### [Exercise directions]
Repeat each record below exactly as given.

□ □ □

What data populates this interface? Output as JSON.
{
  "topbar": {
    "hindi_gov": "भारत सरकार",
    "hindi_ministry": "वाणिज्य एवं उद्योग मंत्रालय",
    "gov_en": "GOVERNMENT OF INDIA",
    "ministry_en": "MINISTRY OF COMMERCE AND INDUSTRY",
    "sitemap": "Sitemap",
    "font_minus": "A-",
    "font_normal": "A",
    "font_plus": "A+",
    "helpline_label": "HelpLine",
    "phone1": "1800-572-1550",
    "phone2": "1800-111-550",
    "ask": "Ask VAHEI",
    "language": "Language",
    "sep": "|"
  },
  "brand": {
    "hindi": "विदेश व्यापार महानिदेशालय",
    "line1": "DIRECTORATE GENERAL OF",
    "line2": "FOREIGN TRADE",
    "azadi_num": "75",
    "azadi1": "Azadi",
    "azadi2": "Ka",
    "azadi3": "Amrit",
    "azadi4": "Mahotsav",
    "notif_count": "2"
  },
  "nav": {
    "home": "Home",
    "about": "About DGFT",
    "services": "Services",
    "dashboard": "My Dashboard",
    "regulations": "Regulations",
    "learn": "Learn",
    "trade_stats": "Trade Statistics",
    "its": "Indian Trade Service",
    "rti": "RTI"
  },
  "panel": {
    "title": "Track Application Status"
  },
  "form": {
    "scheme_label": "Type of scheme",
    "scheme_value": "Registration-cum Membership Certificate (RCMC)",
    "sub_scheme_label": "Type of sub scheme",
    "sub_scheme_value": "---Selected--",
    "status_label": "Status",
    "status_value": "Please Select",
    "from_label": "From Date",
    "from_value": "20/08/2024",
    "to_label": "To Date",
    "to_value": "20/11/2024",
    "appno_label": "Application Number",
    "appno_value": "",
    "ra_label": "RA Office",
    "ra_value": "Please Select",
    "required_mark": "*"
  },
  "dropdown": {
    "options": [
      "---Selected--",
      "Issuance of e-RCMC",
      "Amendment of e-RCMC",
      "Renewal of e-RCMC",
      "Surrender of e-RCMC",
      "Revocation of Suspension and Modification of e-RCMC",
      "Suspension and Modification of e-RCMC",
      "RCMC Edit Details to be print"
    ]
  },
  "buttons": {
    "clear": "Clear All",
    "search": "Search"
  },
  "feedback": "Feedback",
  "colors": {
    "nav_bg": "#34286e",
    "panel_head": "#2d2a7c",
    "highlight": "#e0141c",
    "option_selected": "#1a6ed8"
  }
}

□ □ □

### [Full solution]
What data populates this interface? Output as JSON.
{
  "topbar": {
    "hindi_gov": "भारत सरकार",
    "hindi_ministry": "वाणिज्य एवं उद्योग मंत्रालय",
    "gov_en": "GOVERNMENT OF INDIA",
    "ministry_en": "MINISTRY OF COMMERCE AND INDUSTRY",
    "sitemap": "Sitemap",
    "font_minus": "A-",
    "font_normal": "A",
    "font_plus": "A+",
    "helpline_label": "HelpLine",
    "phone1": "1800-572-1550",
    "phone2": "1800-111-550",
    "ask": "Ask VAHEI",
    "language": "Language",
    "sep": "|"
  },
  "brand": {
    "hindi": "विदेश व्यापार महानिदेशालय",
    "line1": "DIRECTORATE GENERAL OF",
    "line2": "FOREIGN TRADE",
    "azadi_num": "75",
    "azadi1": "Azadi",
    "azadi2": "Ka",
    "azadi3": "Amrit",
    "azadi4": "Mahotsav",
    "notif_count": "2"
  },
  "nav": {
    "home": "Home",
    "about": "About DGFT",
    "services": "Services",
    "dashboard": "My Dashboard",
    "regulations": "Regulations",
    "learn": "Learn",
    "trade_stats": "Trade Statistics",
    "its": "Indian Trade Service",
    "rti": "RTI"
  },
  "panel": {
    "title": "Track Application Status"
  },
  "form": {
    "scheme_label": "Type of scheme",
    "scheme_value": "Registration-cum Membership Certificate (RCMC)",
    "sub_scheme_label": "Type of sub scheme",
    "sub_scheme_value": "---Selected--",
    "status_label": "Status",
    "status_value": "Please Select",
    "from_label": "From Date",
    "from_value": "20/08/2024",
    "to_label": "To Date",
    "to_value": "20/11/2024",
    "appno_label": "Application Number",
    "appno_value": "",
    "ra_label": "RA Office",
    "ra_value": "Please Select",
    "required_mark": "*"
  },
  "dropdown": {
    "options": [
      "---Selected--",
      "Issuance of e-RCMC",
      "Amendment of e-RCMC",
      "Renewal of e-RCMC",
      "Surrender of e-RCMC",
      "Revocation of Suspension and Modification of e-RCMC",
      "Suspension and Modification of e-RCMC",
      "RCMC Edit Details to be print"
    ]
  },
  "buttons": {
    "clear": "Clear All",
    "search": "Search"
  },
  "feedback": "Feedback",
  "colors": {
    "nav_bg": "#34286e",
    "panel_head": "#2d2a7c",
    "highlight": "#e0141c",
    "option_selected": "#1a6ed8"
  }
}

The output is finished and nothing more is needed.